- [Required task]:
Reproduce verbatim the lines of the listing starting at the line containing "square-bullet-icon [137, 294, 144, 301]" and ending at the line containing "list-item: • Bandbreite: Einstellen", both included.

* start Given records *

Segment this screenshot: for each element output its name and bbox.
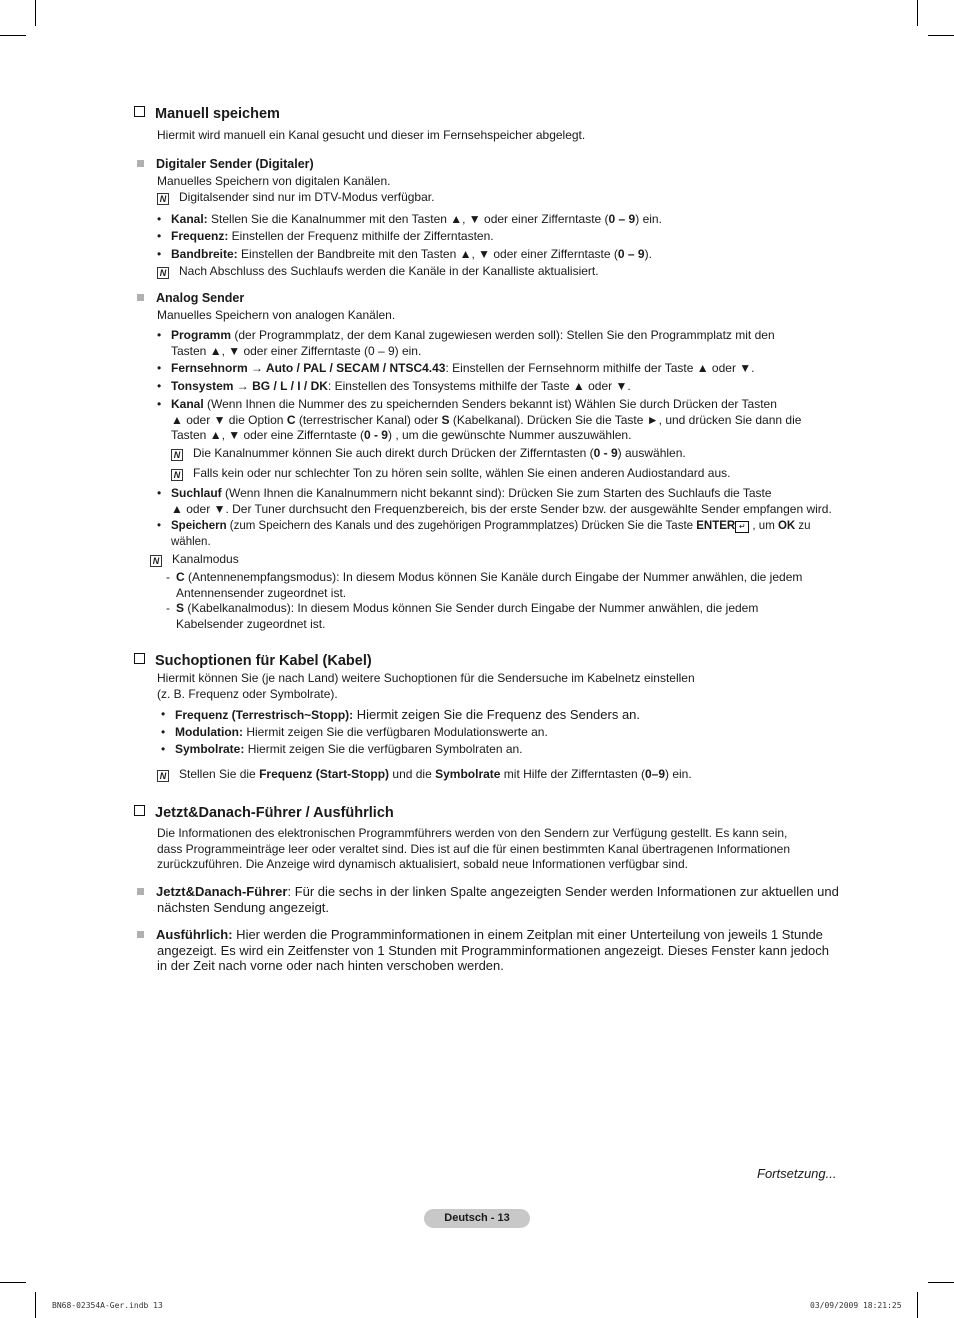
square-bullet-icon [137, 294, 144, 301]
list-item: • Speichern (zum Speichern des Kanals und des zugehörigen Programmplatzes) Drücken Sie die Taste ENTER ↵ , um OK zu wählen. [157, 520, 811, 548]
note-icon: N [157, 193, 169, 205]
note-icon: N [157, 770, 169, 782]
crop-mark [35, 1292, 36, 1318]
square-bullet-icon [137, 931, 144, 938]
note: N Die Kanalnummer können Sie auch direkt durch Drücken der Zifferntasten (0 - 9) auswählen. [171, 446, 851, 462]
note: N Kanalmodus [150, 552, 830, 568]
crop-mark [928, 1282, 954, 1283]
checkbox-square-icon [134, 106, 145, 117]
list-item: • Suchlauf (Wenn Ihnen die Kanalnummern nicht bekannt sind): Drücken Sie zum Starten des Suchlaufs die Taste ▲ oder ▼. Der Tuner durchsucht den Frequenzbereich, bis der erste Sender bzw. der ausgewählte Sender empfangen wird. [157, 486, 832, 516]
note-icon: N [171, 449, 183, 461]
list-item: • Symbolrate: Hiermit zeigen Sie die verfügbaren Symbolraten an. [161, 742, 523, 756]
section-heading-suchoptionen: Suchoptionen für Kabel (Kabel) [134, 652, 372, 670]
crop-mark [0, 1282, 26, 1283]
file-info: BN68-02354A-Ger.indb 13 [52, 1301, 163, 1310]
list-item: • Kanal: Stellen Sie die Kanalnummer mit den Tasten ▲, ▼ oder einer Zifferntaste (0 – 9) ein. [157, 212, 662, 226]
checkbox-square-icon [134, 805, 145, 816]
crop-mark [917, 0, 918, 26]
note-icon: N [150, 555, 162, 567]
continued-label: Fortsetzung... [757, 1166, 837, 1181]
list-item: • Programm (der Programmplatz, der dem Kanal zugewiesen werden soll): Stellen Sie den Programmplatz mit den Tasten ▲, ▼ oder einer Zifferntaste (0 – 9) ein. [157, 328, 775, 358]
print-timestamp: 03/09/2009 18:21:25 [810, 1301, 902, 1310]
list-item: • Bandbreite: Einstellen der Bandbreite mit den Tasten ▲, ▼ oder einer Zifferntaste (0 – 9). [157, 247, 652, 261]
enter-icon: ↵ [735, 521, 749, 533]
note: N Digitalsender sind nur im DTV-Modus verfügbar. [157, 190, 837, 206]
section-heading-manuell: Manuell speichem [134, 105, 280, 123]
page-number-badge: Deutsch - 13 [424, 1209, 530, 1228]
note: N Nach Abschluss des Suchlaufs werden die Kanäle in der Kanalliste aktualisiert. [157, 264, 837, 280]
ausfuehrlich-item: Ausführlich: Hier werden die Programminformationen in einem Zeitplan mit einer Unterteilung von jeweils 1 Stunde angezeigt. Es wird ein Zeitfenster von 1 Stunden mit Programminformationen angezeigt. Dieses Fenster kann jedoch in der Zeit nach vorne oder nach hinten verschoben werden. [137, 927, 857, 974]
dash-item: - C (Antennenempfangsmodus): In diesem Modus können Sie Kanäle durch Eingabe der Nummer anwählen, die jedem Antennensender zugeordnet ist. [166, 570, 803, 600]
square-bullet-icon [137, 888, 144, 895]
section-heading-jetzt-danach: Jetzt&Danach-Führer / Ausführlich [134, 804, 394, 822]
crop-mark [0, 35, 26, 36]
square-bullet-icon [137, 160, 144, 167]
section-intro: Hiermit können Sie (je nach Land) weitere Suchoptionen für die Sendersuche im Kabelnetz einstellen (z. B. Frequenz oder Symbolrate). [157, 671, 695, 701]
jetzt-danach-item: Jetzt&Danach-Führer: Für die sechs in der linken Spalte angezeigten Sender werden Informationen zur aktuellen und nächsten Sendung angezeigt. [137, 884, 857, 915]
crop-mark [35, 0, 36, 26]
list-item: • Frequenz (Terrestrisch~Stopp): Hiermit zeigen Sie die Frequenz des Senders an. [161, 707, 641, 722]
analog-desc: Manuelles Speichern von analogen Kanälen. [157, 308, 396, 322]
list-item: • Frequenz: Einstellen der Frequenz mithilfe der Zifferntasten. [157, 229, 494, 243]
section-intro: Die Informationen des elektronischen Programmführers werden von den Sendern zur Verfügung gestellt. Es kann sein, dass Programmeinträge leer oder veraltet sind. Dies ist auf die für einen bestimmten Kanal übertragenen Informationen zurückzuführen. Die Anzeige wird dynamisch aktualisiert, sobald neue Informationen verfügbar sind. [157, 826, 791, 871]
note-icon: N [157, 267, 169, 279]
list-item: • Modulation: Hiermit zeigen Sie die verfügbaren Modulationswerte an. [161, 725, 548, 739]
list-item: • Kanal (Wenn Ihnen die Nummer des zu speichernden Senders bekannt ist) Wählen Sie durch Drücken der Tasten ▲ oder ▼ die Option C (terrestrischer Kanal) oder S (Kabelkanal). Drücken Sie die Taste ►, und drücken Sie dann die Tasten ▲, ▼ oder eine Zifferntaste (0 - 9) , um die gewünschte Nummer auszuwählen. [157, 397, 802, 442]
crop-mark [928, 35, 954, 36]
dash-item: - S (Kabelkanalmodus): In diesem Modus können Sie Sender durch Eingabe der Nummer anwählen, die jedem Kabelsender zugeordnet ist. [166, 601, 759, 631]
crop-mark [917, 1292, 918, 1318]
note: N Stellen Sie die Frequenz (Start-Stopp) und die Symbolrate mit Hilfe der Zifferntasten (0–9) ein. [157, 767, 837, 783]
note-icon: N [171, 469, 183, 481]
subheading-analog: Analog Sender [137, 290, 244, 306]
section-intro: Hiermit wird manuell ein Kanal gesucht und dieser im Fernsehspeicher abgelegt. [157, 128, 586, 142]
note: N Falls kein oder nur schlechter Ton zu hören sein sollte, wählen Sie einen anderen Audiostandard aus. [171, 466, 851, 482]
checkbox-square-icon [134, 653, 145, 664]
digital-desc: Manuelles Speichern von digitalen Kanälen. [157, 174, 391, 188]
list-item: • Tonsystem → BG / L / I / DK: Einstellen des Tonsystems mithilfe der Taste ▲ oder ▼. [157, 379, 631, 393]
list-item: • Fernsehnorm → Auto / PAL / SECAM / NTSC4.43: Einstellen der Fernsehnorm mithilfe der Taste ▲ oder ▼. [157, 361, 755, 375]
subheading-digital: Digitaler Sender (Digitaler) [137, 156, 314, 172]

* end Given records *

- [The response]:
square-bullet-icon [137, 294, 144, 301]
list-item: • Speichern (zum Speichern des Kanals und des zugehörigen Programmplatzes) Drücken Sie die Taste ENTER ↵ , um OK zu wählen. [157, 520, 811, 548]
note-icon: N [157, 193, 169, 205]
note-icon: N [157, 770, 169, 782]
crop-mark [35, 1292, 36, 1318]
square-bullet-icon [137, 931, 144, 938]
note: N Die Kanalnummer können Sie auch direkt durch Drücken der Zifferntasten (0 - 9) auswählen. [171, 446, 851, 462]
note: N Kanalmodus [150, 552, 830, 568]
crop-mark [928, 1282, 954, 1283]
checkbox-square-icon [134, 106, 145, 117]
list-item: • Suchlauf (Wenn Ihnen die Kanalnummern nicht bekannt sind): Drücken Sie zum Starten des Suchlaufs die Taste ▲ oder ▼. Der Tuner durchsucht den Frequenzbereich, bis der erste Sender bzw. der ausgewählte Sender empfangen wird. [157, 486, 832, 516]
note-icon: N [171, 449, 183, 461]
list-item: • Symbolrate: Hiermit zeigen Sie die verfügbaren Symbolraten an. [161, 742, 523, 756]
section-heading-suchoptionen: Suchoptionen für Kabel (Kabel) [134, 652, 372, 670]
crop-mark [0, 1282, 26, 1283]
file-info: BN68-02354A-Ger.indb 13 [52, 1301, 163, 1310]
list-item: • Kanal: Stellen Sie die Kanalnummer mit den Tasten ▲, ▼ oder einer Zifferntaste (0 – 9) ein. [157, 212, 662, 226]
checkbox-square-icon [134, 805, 145, 816]
crop-mark [917, 0, 918, 26]
note-icon: N [150, 555, 162, 567]
continued-label: Fortsetzung... [757, 1166, 837, 1181]
list-item: • Programm (der Programmplatz, der dem Kanal zugewiesen werden soll): Stellen Sie den Programmplatz mit den Tasten ▲, ▼ oder einer Zifferntaste (0 – 9) ein. [157, 328, 775, 358]
print-timestamp: 03/09/2009 18:21:25 [810, 1301, 902, 1310]
list-item: • Bandbreite: Einstellen der Bandbreite mit den Tasten ▲, ▼ oder einer Zifferntaste (0 – 9). [157, 247, 652, 261]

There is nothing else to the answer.